____ RECORDED INFORMATION
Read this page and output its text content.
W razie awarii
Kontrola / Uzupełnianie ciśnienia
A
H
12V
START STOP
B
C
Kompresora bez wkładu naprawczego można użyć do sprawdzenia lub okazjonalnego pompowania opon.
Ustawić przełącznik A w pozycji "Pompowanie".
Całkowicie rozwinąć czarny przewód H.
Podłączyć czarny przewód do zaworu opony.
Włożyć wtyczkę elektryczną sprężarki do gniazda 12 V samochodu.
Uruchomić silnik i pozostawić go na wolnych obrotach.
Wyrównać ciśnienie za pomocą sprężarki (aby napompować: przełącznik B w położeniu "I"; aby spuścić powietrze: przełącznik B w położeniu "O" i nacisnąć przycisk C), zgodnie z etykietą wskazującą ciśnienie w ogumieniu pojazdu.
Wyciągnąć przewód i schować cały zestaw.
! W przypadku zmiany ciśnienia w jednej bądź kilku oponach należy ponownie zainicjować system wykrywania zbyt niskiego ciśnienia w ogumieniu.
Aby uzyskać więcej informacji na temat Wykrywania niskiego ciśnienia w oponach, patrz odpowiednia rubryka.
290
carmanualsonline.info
________
**YOUR GOAL**
Copy out every line where the word "przewód" occurs.

**PROBLEM SOLUTION**
Całkowicie rozwinąć czarny przewód H.
Podłączyć czarny przewód do zaworu opony.
Wyciągnąć przewód i schować cały zestaw.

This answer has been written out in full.